WRITTEN TASK — Go over the entries below line by line, copying each one that contains the word "make".

++++ RECORDED DATA ++++

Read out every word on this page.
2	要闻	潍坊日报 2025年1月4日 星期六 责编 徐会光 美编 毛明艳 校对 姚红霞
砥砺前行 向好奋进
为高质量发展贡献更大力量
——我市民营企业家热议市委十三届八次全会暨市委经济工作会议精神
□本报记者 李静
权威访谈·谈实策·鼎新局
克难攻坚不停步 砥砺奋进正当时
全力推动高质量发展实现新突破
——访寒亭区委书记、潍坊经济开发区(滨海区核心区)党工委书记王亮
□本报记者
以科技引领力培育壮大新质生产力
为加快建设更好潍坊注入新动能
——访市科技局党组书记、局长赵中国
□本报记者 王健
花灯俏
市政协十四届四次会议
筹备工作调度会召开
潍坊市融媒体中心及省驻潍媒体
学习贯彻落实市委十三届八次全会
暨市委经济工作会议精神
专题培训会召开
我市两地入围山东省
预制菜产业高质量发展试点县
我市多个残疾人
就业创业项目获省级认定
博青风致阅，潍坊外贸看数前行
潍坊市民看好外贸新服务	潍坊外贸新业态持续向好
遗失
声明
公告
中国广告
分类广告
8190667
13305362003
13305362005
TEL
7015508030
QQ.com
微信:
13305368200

++++
++++ RECORDED DATA ++++

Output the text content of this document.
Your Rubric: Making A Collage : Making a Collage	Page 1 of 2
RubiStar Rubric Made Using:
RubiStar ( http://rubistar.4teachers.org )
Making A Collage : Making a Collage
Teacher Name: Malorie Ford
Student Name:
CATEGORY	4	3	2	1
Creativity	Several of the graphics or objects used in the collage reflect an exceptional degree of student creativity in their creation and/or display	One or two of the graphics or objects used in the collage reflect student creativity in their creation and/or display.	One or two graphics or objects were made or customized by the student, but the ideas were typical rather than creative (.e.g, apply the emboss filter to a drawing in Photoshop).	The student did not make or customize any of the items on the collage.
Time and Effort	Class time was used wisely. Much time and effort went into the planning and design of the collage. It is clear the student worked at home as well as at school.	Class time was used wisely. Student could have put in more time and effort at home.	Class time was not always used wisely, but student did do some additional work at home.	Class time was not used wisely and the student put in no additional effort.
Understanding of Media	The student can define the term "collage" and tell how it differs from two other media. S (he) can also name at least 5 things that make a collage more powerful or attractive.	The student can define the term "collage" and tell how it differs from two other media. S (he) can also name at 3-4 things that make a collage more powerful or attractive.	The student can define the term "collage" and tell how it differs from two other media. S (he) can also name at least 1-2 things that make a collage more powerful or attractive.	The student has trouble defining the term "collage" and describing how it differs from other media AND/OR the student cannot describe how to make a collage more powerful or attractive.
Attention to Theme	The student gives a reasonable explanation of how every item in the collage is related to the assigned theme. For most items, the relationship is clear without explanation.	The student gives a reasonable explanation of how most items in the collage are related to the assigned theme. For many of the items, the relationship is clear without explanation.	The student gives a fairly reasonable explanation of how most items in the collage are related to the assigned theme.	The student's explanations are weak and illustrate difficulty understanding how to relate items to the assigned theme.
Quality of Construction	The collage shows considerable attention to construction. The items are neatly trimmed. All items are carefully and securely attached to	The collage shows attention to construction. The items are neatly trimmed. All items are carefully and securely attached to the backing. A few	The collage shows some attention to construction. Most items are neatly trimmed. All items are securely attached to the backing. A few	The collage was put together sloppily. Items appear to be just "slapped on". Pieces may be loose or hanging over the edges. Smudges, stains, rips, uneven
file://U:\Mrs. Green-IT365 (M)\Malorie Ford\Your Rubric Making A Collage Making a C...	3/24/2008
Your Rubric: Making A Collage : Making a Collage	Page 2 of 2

++++

TASK ANSWER —
Creativity	Several of the graphics or objects used in the collage reflect an exceptional degree of student creativity in their creation and/or display	One or two of the graphics or objects used in the collage reflect student creativity in their creation and/or display.	One or two graphics or objects were made or customized by the student, but the ideas were typical rather than creative (.e.g, apply the emboss filter to a drawing in Photoshop).	The student did not make or customize any of the items on the collage.
Understanding of Media	The student can define the term "collage" and tell how it differs from two other media. S (he) can also name at least 5 things that make a collage more powerful or attractive.	The student can define the term "collage" and tell how it differs from two other media. S (he) can also name at 3-4 things that make a collage more powerful or attractive.	The student can define the term "collage" and tell how it differs from two other media. S (he) can also name at least 1-2 things that make a collage more powerful or attractive.	The student has trouble defining the term "collage" and describing how it differs from other media AND/OR the student cannot describe how to make a collage more powerful or attractive.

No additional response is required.